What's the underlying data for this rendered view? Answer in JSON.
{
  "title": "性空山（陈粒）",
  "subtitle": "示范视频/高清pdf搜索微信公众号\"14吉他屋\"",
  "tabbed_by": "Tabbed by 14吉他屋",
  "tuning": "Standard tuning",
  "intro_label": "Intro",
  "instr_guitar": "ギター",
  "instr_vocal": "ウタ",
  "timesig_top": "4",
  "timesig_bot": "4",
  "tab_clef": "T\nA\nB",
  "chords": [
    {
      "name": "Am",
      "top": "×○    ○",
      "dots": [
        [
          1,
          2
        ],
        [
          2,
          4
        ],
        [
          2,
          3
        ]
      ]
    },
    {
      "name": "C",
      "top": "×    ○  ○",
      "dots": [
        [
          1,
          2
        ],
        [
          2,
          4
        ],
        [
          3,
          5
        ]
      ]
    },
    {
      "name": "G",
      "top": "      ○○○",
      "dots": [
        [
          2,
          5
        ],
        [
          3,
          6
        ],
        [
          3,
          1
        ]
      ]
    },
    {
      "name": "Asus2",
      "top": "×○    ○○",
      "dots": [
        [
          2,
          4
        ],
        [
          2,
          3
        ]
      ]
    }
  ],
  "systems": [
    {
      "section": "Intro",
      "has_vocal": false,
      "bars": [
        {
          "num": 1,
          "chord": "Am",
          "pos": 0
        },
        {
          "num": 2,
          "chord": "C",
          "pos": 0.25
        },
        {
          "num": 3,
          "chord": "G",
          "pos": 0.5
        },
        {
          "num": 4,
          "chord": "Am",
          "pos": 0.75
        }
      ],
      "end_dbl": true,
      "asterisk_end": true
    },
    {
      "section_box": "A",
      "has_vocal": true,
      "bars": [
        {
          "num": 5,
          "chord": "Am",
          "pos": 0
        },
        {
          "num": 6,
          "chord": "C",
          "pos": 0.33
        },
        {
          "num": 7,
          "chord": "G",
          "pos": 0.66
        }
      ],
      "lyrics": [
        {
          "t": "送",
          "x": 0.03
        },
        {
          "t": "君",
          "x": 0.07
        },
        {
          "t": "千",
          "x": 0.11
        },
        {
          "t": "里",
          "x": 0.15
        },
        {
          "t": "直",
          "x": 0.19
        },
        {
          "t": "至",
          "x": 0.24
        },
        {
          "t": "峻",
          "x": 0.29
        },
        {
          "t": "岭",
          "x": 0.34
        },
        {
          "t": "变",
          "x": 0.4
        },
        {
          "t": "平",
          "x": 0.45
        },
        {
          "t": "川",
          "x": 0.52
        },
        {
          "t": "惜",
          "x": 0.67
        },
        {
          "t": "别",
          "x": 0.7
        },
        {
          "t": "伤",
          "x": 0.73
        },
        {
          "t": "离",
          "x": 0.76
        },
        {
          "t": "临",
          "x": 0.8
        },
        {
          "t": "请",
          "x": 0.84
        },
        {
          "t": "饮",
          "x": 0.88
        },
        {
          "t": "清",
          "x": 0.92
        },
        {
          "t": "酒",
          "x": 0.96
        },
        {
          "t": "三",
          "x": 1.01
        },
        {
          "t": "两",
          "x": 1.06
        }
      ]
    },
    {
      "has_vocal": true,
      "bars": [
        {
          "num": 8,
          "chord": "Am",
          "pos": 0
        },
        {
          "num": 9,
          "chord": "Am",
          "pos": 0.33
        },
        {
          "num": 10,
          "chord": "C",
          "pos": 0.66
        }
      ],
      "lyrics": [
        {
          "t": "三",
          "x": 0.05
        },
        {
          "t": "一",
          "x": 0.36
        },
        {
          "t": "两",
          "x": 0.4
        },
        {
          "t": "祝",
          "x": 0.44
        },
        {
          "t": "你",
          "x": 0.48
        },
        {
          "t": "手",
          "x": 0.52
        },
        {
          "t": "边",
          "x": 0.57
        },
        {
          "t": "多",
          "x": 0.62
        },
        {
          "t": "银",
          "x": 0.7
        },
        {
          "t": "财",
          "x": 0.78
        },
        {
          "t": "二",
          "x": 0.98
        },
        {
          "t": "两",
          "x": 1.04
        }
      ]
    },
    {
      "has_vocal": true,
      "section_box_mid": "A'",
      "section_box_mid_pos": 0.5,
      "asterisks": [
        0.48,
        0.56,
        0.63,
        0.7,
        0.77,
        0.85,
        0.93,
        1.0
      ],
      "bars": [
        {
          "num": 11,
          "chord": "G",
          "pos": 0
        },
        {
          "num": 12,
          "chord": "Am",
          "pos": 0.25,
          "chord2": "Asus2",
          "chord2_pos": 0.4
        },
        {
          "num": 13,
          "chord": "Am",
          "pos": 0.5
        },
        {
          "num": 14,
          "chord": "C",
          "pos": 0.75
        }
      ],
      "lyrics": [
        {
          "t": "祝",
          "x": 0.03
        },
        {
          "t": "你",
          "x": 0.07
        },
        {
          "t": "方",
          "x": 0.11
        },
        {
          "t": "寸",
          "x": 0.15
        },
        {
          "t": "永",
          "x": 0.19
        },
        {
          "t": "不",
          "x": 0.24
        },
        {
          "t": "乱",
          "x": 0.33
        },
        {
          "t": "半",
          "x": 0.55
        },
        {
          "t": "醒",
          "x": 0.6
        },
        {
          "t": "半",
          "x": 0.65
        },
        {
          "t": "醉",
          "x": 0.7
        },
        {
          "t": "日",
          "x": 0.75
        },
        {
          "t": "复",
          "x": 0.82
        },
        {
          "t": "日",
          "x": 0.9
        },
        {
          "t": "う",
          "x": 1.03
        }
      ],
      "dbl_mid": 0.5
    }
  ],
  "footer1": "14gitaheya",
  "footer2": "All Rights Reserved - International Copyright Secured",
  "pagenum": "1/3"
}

+-------+

*To do*: Generate an exact reproduction of all entries.

*Exercise answer*:
What's the underlying data for this rendered view? Answer in JSON.
{
  "title": "性空山（陈粒）",
  "subtitle": "示范视频/高清pdf搜索微信公众号\"14吉他屋\"",
  "tabbed_by": "Tabbed by 14吉他屋",
  "tuning": "Standard tuning",
  "intro_label": "Intro",
  "instr_guitar": "ギター",
  "instr_vocal": "ウタ",
  "timesig_top": "4",
  "timesig_bot": "4",
  "tab_clef": "T\nA\nB",
  "chords": [
    {
      "name": "Am",
      "top": "×○    ○",
      "dots": [
        [
          1,
          2
        ],
        [
          2,
          4
        ],
        [
          2,
          3
        ]
      ]
    },
    {
      "name": "C",
      "top": "×    ○  ○",
      "dots": [
        [
          1,
          2
        ],
        [
          2,
          4
        ],
        [
          3,
          5
        ]
      ]
    },
    {
      "name": "G",
      "top": "      ○○○",
      "dots": [
        [
          2,
          5
        ],
        [
          3,
          6
        ],
        [
          3,
          1
        ]
      ]
    },
    {
      "name": "Asus2",
      "top": "×○    ○○",
      "dots": [
        [
          2,
          4
        ],
        [
          2,
          3
        ]
      ]
    }
  ],
  "systems": [
    {
      "section": "Intro",
      "has_vocal": false,
      "bars": [
        {
          "num": 1,
          "chord": "Am",
          "pos": 0
        },
        {
          "num": 2,
          "chord": "C",
          "pos": 0.25
        },
        {
          "num": 3,
          "chord": "G",
          "pos": 0.5
        },
        {
          "num": 4,
          "chord": "Am",
          "pos": 0.75
        }
      ],
      "end_dbl": true,
      "asterisk_end": true
    },
    {
      "section_box": "A",
      "has_vocal": true,
      "bars": [
        {
          "num": 5,
          "chord": "Am",
          "pos": 0
        },
        {
          "num": 6,
          "chord": "C",
          "pos": 0.33
        },
        {
          "num": 7,
          "chord": "G",
          "pos": 0.66
        }
      ],
      "lyrics": [
        {
          "t": "送",
          "x": 0.03
        },
        {
          "t": "君",
          "x": 0.07
        },
        {
          "t": "千",
          "x": 0.11
        },
        {
          "t": "里",
          "x": 0.15
        },
        {
          "t": "直",
          "x": 0.19
        },
        {
          "t": "至",
          "x": 0.24
        },
        {
          "t": "峻",
          "x": 0.29
        },
        {
          "t": "岭",
          "x": 0.34
        },
        {
          "t": "变",
          "x": 0.4
        },
        {
          "t": "平",
          "x": 0.45
        },
        {
          "t": "川",
          "x": 0.52
        },
        {
          "t": "惜",
          "x": 0.67
        },
        {
          "t": "别",
          "x": 0.7
        },
        {
          "t": "伤",
          "x": 0.73
        },
        {
          "t": "离",
          "x": 0.76
        },
        {
          "t": "临",
          "x": 0.8
        },
        {
          "t": "请",
          "x": 0.84
        },
        {
          "t": "饮",
          "x": 0.88
        },
        {
          "t": "清",
          "x": 0.92
        },
        {
          "t": "酒",
          "x": 0.96
        },
        {
          "t": "三",
          "x": 1.01
        },
        {
          "t": "两",
          "x": 1.06
        }
      ]
    },
    {
      "has_vocal": true,
      "bars": [
        {
          "num": 8,
          "chord": "Am",
          "pos": 0
        },
        {
          "num": 9,
          "chord": "Am",
          "pos": 0.33
        },
        {
          "num": 10,
          "chord": "C",
          "pos": 0.66
        }
      ],
      "lyrics": [
        {
          "t": "三",
          "x": 0.05
        },
        {
          "t": "一",
          "x": 0.36
        },
        {
          "t": "两",
          "x": 0.4
        },
        {
          "t": "祝",
          "x": 0.44
        },
        {
          "t": "你",
          "x": 0.48
        },
        {
          "t": "手",
          "x": 0.52
        },
        {
          "t": "边",
          "x": 0.57
        },
        {
          "t": "多",
          "x": 0.62
        },
        {
          "t": "银",
          "x": 0.7
        },
        {
          "t": "财",
          "x": 0.78
        },
        {
          "t": "二",
          "x": 0.98
        },
        {
          "t": "两",
          "x": 1.04
        }
      ]
    },
    {
      "has_vocal": true,
      "section_box_mid": "A'",
      "section_box_mid_pos": 0.5,
      "asterisks": [
        0.48,
        0.56,
        0.63,
        0.7,
        0.77,
        0.85,
        0.93,
        1.0
      ],
      "bars": [
        {
          "num": 11,
          "chord": "G",
          "pos": 0
        },
        {
          "num": 12,
          "chord": "Am",
          "pos": 0.25,
          "chord2": "Asus2",
          "chord2_pos": 0.4
        },
        {
          "num": 13,
          "chord": "Am",
          "pos": 0.5
        },
        {
          "num": 14,
          "chord": "C",
          "pos": 0.75
        }
      ],
      "lyrics": [
        {
          "t": "祝",
          "x": 0.03
        },
        {
          "t": "你",
          "x": 0.07
        },
        {
          "t": "方",
          "x": 0.11
        },
        {
          "t": "寸",
          "x": 0.15
        },
        {
          "t": "永",
          "x": 0.19
        },
        {
          "t": "不",
          "x": 0.24
        },
        {
          "t": "乱",
          "x": 0.33
        },
        {
          "t": "半",
          "x": 0.55
        },
        {
          "t": "醒",
          "x": 0.6
        },
        {
          "t": "半",
          "x": 0.65
        },
        {
          "t": "醉",
          "x": 0.7
        },
        {
          "t": "日",
          "x": 0.75
        },
        {
          "t": "复",
          "x": 0.82
        },
        {
          "t": "日",
          "x": 0.9
        },
        {
          "t": "う",
          "x": 1.03
        }
      ],
      "dbl_mid": 0.5
    }
  ],
  "footer1": "14gitaheya",
  "footer2": "All Rights Reserved - International Copyright Secured",
  "pagenum": "1/3"
}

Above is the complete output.